DIRECTIVE |
Set down the material once more, exactly as it appears.

Items listed in a dataset
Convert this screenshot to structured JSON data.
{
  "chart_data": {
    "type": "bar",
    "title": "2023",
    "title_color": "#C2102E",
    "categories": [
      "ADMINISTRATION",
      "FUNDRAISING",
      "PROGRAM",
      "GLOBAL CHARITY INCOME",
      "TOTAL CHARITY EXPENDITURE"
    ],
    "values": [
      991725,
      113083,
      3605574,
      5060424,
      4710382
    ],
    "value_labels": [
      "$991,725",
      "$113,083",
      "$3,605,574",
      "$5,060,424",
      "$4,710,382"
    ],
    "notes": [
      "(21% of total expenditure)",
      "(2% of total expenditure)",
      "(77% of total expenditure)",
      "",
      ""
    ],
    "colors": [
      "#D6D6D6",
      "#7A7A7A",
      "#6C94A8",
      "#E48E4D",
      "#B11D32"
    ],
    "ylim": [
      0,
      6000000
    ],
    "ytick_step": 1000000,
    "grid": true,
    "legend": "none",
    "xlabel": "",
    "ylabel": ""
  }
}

TASK RESPONSE |
Convert this screenshot to structured JSON data.
{
  "chart_data": {
    "type": "bar",
    "title": "2023",
    "title_color": "#C2102E",
    "categories": [
      "ADMINISTRATION",
      "FUNDRAISING",
      "PROGRAM",
      "GLOBAL CHARITY INCOME",
      "TOTAL CHARITY EXPENDITURE"
    ],
    "values": [
      991725,
      113083,
      3605574,
      5060424,
      4710382
    ],
    "value_labels": [
      "$991,725",
      "$113,083",
      "$3,605,574",
      "$5,060,424",
      "$4,710,382"
    ],
    "notes": [
      "(21% of total expenditure)",
      "(2% of total expenditure)",
      "(77% of total expenditure)",
      "",
      ""
    ],
    "colors": [
      "#D6D6D6",
      "#7A7A7A",
      "#6C94A8",
      "#E48E4D",
      "#B11D32"
    ],
    "ylim": [
      0,
      6000000
    ],
    "ytick_step": 1000000,
    "grid": true,
    "legend": "none",
    "xlabel": "",
    "ylabel": ""
  }
}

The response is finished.